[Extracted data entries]

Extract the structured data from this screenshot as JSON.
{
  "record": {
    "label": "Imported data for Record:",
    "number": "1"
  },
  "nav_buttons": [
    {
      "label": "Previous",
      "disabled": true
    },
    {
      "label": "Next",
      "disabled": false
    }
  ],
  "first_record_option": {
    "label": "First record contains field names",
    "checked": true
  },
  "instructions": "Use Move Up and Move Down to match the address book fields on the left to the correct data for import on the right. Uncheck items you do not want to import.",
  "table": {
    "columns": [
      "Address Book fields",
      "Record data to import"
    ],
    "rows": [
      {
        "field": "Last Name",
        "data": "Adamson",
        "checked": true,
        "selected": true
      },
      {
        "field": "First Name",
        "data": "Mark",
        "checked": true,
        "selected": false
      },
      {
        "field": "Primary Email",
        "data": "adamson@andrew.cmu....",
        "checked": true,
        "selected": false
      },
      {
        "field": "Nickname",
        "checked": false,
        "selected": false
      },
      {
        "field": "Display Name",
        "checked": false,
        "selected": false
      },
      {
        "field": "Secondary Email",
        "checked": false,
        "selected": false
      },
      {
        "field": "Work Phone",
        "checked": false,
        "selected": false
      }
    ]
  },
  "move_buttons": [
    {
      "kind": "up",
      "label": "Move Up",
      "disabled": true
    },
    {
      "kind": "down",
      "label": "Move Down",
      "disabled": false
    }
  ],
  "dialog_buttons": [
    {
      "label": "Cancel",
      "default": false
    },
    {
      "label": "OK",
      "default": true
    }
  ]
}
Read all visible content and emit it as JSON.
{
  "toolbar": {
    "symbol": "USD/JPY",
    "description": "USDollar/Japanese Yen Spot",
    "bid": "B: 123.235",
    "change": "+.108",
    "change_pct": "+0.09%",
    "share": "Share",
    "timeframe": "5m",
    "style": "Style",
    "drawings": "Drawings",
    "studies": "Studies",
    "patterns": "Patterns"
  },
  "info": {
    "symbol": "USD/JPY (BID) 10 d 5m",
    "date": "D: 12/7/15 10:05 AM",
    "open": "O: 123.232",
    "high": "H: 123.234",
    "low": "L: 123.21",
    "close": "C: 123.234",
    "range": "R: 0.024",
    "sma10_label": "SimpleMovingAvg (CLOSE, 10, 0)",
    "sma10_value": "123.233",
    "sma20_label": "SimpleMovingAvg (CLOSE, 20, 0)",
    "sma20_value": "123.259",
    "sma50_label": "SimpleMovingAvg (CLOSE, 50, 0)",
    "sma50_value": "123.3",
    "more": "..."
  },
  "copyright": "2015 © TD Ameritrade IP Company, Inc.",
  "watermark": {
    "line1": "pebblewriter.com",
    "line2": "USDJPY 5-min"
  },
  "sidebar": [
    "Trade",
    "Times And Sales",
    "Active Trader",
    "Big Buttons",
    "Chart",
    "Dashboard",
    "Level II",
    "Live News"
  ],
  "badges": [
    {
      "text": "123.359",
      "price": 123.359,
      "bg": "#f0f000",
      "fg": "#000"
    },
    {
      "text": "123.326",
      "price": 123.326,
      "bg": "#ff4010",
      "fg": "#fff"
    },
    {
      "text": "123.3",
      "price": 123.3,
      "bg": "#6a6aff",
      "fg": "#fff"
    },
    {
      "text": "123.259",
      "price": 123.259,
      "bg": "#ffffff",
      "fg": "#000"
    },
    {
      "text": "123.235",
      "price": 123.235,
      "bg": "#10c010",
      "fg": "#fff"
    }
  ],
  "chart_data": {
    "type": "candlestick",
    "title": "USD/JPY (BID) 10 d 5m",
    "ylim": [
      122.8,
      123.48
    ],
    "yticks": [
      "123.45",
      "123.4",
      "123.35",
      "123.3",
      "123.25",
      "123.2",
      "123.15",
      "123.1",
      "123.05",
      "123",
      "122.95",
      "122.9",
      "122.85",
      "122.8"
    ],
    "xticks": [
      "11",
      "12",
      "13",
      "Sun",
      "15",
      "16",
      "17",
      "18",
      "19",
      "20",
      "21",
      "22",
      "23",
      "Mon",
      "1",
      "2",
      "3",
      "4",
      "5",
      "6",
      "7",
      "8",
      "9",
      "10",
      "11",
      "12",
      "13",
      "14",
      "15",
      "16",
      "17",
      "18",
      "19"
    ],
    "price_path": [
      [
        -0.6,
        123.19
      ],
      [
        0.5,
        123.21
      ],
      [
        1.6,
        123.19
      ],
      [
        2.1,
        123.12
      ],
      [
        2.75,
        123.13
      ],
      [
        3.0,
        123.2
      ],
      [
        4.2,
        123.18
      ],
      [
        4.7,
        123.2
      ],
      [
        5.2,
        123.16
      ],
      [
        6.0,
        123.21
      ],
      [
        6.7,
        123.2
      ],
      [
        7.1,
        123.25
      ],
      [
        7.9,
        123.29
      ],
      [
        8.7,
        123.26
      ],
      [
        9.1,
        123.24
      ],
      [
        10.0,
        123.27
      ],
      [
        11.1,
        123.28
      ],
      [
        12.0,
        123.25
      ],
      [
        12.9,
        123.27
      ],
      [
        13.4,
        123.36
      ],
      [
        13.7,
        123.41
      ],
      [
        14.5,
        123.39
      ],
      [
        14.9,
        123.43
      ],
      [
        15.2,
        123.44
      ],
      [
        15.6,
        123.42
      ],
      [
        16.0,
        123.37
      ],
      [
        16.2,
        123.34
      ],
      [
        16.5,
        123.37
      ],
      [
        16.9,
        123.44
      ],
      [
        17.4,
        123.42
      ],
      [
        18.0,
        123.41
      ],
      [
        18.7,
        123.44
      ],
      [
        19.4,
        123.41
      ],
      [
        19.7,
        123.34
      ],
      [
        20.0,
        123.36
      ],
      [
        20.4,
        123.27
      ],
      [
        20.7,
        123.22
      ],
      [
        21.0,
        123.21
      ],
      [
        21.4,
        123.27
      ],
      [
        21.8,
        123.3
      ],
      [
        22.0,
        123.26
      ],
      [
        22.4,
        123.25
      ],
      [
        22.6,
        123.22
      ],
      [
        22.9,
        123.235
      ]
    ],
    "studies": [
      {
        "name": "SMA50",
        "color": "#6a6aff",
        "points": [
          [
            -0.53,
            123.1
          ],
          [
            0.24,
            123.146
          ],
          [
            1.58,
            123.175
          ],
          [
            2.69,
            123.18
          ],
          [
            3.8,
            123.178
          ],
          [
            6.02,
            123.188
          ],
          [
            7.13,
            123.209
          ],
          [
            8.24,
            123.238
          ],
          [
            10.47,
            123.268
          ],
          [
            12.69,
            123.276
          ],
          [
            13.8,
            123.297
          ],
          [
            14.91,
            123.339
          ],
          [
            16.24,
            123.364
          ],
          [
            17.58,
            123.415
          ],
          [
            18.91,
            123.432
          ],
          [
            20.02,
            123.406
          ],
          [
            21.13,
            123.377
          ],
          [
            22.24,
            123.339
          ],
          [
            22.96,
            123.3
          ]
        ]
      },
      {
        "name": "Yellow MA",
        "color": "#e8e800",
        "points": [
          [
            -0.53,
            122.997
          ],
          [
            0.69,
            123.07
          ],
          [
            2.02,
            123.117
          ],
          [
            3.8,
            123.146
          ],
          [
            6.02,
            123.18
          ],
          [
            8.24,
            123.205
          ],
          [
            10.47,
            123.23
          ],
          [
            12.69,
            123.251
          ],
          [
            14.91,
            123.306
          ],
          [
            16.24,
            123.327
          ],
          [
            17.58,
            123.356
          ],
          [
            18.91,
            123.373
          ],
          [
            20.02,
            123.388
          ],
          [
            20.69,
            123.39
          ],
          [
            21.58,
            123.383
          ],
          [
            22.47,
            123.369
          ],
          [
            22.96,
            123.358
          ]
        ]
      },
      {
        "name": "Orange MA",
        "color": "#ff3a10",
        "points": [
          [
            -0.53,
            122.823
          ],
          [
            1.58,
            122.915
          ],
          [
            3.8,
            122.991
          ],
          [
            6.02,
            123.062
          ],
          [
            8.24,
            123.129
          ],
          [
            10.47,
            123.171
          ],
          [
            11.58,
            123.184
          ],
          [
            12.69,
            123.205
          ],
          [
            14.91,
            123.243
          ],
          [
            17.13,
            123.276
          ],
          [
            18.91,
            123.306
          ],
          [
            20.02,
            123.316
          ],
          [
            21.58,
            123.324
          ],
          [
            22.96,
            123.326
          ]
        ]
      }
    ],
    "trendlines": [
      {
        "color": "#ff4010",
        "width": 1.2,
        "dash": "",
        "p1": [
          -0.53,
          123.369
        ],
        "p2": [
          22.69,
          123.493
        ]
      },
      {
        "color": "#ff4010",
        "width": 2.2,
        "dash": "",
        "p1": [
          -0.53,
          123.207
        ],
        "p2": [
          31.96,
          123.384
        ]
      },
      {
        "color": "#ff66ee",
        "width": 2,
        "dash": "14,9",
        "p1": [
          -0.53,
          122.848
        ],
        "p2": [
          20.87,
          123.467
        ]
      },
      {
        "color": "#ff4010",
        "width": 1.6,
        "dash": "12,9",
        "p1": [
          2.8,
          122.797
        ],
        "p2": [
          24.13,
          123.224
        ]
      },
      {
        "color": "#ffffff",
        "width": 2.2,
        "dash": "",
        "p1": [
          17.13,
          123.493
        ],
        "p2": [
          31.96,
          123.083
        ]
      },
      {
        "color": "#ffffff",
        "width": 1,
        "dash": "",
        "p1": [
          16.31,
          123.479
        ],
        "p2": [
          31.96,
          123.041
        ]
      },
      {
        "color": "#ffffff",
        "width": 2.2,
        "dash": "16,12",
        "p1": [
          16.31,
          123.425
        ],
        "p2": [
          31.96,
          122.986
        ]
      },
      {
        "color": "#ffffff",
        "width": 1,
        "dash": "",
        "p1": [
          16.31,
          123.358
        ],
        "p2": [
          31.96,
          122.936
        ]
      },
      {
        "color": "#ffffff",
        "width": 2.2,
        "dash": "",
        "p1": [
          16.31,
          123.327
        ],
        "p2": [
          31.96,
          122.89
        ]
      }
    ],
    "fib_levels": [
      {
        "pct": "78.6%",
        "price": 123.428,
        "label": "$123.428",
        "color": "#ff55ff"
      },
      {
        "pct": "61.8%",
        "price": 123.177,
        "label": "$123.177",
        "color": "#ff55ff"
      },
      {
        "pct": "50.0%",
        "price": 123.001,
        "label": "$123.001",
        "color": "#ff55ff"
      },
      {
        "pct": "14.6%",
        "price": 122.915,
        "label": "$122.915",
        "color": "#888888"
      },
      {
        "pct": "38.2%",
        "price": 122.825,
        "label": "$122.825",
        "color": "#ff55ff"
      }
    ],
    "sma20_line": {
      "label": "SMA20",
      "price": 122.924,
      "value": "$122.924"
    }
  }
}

[EXERCISE INSTRUCTIONS] Check each line above for the string "fields", then copy the ones that have it.

[EXERCISE OUTPUT]
  "instructions": "Use Move Up and Move Down to match the address book fields on the left to the correct data for import on the right. Uncheck items you do not want to import.",
      "Address Book fields",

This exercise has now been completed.